> _Work required_
Copy out the listing lines verbatim, everything from the line containing "Extract all elements" down to the line containing "tree-item-passwort[interactable]: Passwort und", both ends included.

[Layout dataset entries]
☆ ☆ ☆ ☆ ☆

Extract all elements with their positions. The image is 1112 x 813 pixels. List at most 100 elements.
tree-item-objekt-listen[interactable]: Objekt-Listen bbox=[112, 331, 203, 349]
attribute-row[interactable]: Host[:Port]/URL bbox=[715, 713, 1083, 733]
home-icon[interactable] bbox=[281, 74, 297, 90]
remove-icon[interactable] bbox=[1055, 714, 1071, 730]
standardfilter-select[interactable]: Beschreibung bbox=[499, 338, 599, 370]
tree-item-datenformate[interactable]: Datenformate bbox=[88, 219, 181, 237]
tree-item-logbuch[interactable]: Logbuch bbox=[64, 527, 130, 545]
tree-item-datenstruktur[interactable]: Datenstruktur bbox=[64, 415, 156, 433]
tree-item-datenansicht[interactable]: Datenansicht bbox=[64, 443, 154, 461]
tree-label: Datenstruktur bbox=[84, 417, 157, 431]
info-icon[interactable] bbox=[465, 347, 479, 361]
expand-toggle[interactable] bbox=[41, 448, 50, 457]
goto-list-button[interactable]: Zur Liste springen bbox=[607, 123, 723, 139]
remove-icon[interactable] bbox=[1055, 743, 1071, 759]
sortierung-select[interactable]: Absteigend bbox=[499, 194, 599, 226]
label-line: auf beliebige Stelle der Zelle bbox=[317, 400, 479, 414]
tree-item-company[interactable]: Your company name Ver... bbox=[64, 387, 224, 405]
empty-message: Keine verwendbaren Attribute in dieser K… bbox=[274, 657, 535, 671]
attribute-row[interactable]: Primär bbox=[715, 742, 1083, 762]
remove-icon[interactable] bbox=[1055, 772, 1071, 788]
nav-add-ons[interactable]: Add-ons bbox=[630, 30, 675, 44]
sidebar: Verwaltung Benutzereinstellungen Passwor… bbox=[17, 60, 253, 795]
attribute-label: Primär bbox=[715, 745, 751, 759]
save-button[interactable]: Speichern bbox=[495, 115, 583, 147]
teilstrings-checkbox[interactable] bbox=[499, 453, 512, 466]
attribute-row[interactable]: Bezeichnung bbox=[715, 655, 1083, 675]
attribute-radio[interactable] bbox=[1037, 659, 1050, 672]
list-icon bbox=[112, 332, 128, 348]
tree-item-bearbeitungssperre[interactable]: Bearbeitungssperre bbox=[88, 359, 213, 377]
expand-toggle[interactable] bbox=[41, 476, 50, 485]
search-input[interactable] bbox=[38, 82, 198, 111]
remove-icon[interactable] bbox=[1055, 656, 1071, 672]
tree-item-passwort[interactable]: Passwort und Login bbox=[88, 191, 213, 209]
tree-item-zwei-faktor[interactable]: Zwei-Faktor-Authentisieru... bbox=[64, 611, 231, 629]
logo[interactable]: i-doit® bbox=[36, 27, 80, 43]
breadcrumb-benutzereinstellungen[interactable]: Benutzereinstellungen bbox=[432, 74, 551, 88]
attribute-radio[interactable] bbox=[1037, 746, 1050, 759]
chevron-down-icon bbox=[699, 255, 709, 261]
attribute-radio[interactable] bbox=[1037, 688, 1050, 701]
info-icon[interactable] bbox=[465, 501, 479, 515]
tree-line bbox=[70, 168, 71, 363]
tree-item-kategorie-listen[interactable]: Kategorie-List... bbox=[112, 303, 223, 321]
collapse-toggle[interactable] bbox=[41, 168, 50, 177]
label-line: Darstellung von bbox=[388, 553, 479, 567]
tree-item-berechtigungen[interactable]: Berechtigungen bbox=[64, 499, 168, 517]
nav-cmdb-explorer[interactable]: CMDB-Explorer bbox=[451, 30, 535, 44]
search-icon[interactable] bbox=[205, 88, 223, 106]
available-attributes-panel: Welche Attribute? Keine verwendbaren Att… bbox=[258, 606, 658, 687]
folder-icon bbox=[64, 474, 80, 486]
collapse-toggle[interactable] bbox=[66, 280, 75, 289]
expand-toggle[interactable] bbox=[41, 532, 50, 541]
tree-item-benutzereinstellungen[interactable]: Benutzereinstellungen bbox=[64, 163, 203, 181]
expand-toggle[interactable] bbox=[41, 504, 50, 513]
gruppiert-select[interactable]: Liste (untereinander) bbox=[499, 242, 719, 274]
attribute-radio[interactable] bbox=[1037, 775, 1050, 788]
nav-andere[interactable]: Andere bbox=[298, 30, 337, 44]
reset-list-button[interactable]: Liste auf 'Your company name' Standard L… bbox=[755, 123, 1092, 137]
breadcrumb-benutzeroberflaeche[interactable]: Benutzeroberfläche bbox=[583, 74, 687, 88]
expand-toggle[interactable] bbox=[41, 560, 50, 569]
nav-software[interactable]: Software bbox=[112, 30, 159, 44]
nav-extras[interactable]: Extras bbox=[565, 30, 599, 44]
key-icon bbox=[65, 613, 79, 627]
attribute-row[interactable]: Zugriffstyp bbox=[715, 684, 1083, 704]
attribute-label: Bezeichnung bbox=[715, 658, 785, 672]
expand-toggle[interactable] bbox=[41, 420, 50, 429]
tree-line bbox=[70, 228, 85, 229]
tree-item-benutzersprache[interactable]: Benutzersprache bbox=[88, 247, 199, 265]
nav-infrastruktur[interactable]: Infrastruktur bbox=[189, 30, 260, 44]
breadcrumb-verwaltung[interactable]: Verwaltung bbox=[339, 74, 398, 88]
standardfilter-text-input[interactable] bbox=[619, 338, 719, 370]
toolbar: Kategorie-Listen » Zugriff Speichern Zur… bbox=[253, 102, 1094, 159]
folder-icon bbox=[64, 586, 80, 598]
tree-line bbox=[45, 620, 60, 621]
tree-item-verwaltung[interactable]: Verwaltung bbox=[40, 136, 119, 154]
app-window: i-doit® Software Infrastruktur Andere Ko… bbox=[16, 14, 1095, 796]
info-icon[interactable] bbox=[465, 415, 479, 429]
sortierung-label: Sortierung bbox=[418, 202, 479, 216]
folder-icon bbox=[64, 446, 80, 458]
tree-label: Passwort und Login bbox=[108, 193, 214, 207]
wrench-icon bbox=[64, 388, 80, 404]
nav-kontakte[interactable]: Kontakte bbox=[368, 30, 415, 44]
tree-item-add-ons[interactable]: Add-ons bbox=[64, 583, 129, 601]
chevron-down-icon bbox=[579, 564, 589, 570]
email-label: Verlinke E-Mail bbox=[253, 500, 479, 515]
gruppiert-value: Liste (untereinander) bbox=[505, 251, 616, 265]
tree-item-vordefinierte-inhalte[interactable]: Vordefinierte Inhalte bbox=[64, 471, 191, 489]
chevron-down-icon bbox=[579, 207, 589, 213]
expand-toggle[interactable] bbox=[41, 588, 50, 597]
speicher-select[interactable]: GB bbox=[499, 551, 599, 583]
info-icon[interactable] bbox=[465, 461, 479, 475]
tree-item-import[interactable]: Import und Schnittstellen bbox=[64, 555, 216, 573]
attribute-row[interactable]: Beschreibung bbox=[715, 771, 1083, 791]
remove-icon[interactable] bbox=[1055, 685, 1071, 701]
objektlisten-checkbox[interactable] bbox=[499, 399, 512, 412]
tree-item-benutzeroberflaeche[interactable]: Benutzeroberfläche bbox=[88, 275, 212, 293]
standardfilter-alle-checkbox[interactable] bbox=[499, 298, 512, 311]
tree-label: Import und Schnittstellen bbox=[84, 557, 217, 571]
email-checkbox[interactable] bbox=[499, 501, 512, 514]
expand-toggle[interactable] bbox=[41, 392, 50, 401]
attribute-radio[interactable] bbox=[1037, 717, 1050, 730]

☆ ☆ ☆ ☆ ☆

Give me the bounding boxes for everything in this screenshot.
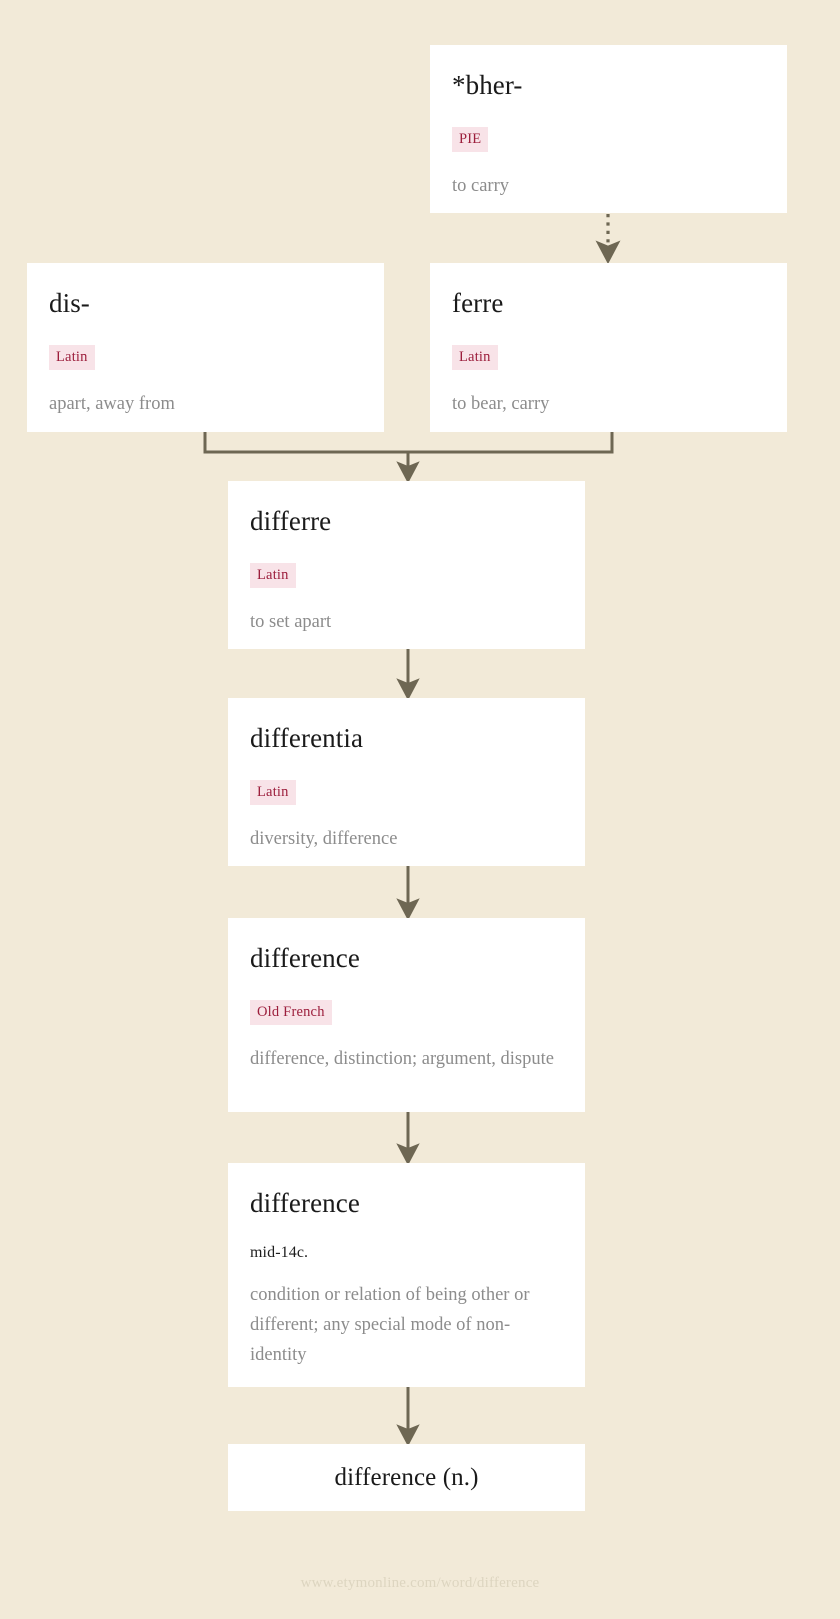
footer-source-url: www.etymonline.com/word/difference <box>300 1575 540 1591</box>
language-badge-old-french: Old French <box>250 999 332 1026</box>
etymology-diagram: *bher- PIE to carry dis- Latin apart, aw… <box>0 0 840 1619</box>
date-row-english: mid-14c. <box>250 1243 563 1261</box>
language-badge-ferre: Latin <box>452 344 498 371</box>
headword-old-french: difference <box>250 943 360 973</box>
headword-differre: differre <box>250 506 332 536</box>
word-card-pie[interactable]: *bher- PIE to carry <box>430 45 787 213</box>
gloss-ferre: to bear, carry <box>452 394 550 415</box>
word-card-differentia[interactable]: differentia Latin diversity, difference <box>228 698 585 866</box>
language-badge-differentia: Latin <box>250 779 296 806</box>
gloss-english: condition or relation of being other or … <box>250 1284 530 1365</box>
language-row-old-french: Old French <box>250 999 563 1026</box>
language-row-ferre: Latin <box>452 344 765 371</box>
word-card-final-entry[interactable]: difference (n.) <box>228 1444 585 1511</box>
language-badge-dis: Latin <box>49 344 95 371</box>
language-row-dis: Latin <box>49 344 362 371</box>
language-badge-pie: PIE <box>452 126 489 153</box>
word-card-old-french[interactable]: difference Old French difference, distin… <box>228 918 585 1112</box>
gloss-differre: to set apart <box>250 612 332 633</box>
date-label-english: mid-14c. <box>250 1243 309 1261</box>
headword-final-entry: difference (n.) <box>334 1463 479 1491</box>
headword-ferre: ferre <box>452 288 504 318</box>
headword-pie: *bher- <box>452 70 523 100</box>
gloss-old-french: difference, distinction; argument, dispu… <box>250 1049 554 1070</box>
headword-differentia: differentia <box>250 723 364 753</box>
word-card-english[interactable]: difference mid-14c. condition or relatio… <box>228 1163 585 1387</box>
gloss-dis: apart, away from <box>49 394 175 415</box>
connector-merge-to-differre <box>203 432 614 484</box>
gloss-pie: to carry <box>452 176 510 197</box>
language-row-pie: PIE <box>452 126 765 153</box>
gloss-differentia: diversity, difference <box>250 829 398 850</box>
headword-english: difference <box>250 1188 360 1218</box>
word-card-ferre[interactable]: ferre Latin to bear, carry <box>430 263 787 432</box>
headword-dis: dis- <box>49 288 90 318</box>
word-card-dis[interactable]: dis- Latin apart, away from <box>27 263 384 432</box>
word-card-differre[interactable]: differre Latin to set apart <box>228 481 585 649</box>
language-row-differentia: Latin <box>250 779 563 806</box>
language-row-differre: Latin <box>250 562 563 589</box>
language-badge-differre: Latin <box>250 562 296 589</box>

☆ ☆ ☆ ☆ ☆

> _Finished answer_
Extract all elements with their positions. The image is 1112 x 813 pixels. List at most 100 elements.
tree-item-objekt-listen[interactable]: Objekt-Listen bbox=[112, 331, 203, 349]
attribute-row[interactable]: Host[:Port]/URL bbox=[715, 713, 1083, 733]
home-icon[interactable] bbox=[281, 74, 297, 90]
remove-icon[interactable] bbox=[1055, 714, 1071, 730]
standardfilter-select[interactable]: Beschreibung bbox=[499, 338, 599, 370]
tree-item-datenformate[interactable]: Datenformate bbox=[88, 219, 181, 237]
tree-item-logbuch[interactable]: Logbuch bbox=[64, 527, 130, 545]
tree-item-datenstruktur[interactable]: Datenstruktur bbox=[64, 415, 156, 433]
tree-item-datenansicht[interactable]: Datenansicht bbox=[64, 443, 154, 461]
tree-label: Datenstruktur bbox=[84, 417, 157, 431]
info-icon[interactable] bbox=[465, 347, 479, 361]
expand-toggle[interactable] bbox=[41, 448, 50, 457]
goto-list-button[interactable]: Zur Liste springen bbox=[607, 123, 723, 139]
remove-icon[interactable] bbox=[1055, 743, 1071, 759]
sortierung-select[interactable]: Absteigend bbox=[499, 194, 599, 226]
label-line: auf beliebige Stelle der Zelle bbox=[317, 400, 479, 414]
tree-item-company[interactable]: Your company name Ver... bbox=[64, 387, 224, 405]
empty-message: Keine verwendbaren Attribute in dieser K… bbox=[274, 657, 535, 671]
attribute-row[interactable]: Primär bbox=[715, 742, 1083, 762]
remove-icon[interactable] bbox=[1055, 772, 1071, 788]
nav-add-ons[interactable]: Add-ons bbox=[630, 30, 675, 44]
sidebar: Verwaltung Benutzereinstellungen Passwor… bbox=[17, 60, 253, 795]
attribute-label: Primär bbox=[715, 745, 751, 759]
save-button[interactable]: Speichern bbox=[495, 115, 583, 147]
teilstrings-checkbox[interactable] bbox=[499, 453, 512, 466]
attribute-row[interactable]: Bezeichnung bbox=[715, 655, 1083, 675]
attribute-radio[interactable] bbox=[1037, 659, 1050, 672]
list-icon bbox=[112, 332, 128, 348]
tree-item-bearbeitungssperre[interactable]: Bearbeitungssperre bbox=[88, 359, 213, 377]
expand-toggle[interactable] bbox=[41, 476, 50, 485]
search-input[interactable] bbox=[38, 82, 198, 111]
remove-icon[interactable] bbox=[1055, 656, 1071, 672]
tree-item-passwort[interactable]: Passwort und Login bbox=[88, 191, 213, 209]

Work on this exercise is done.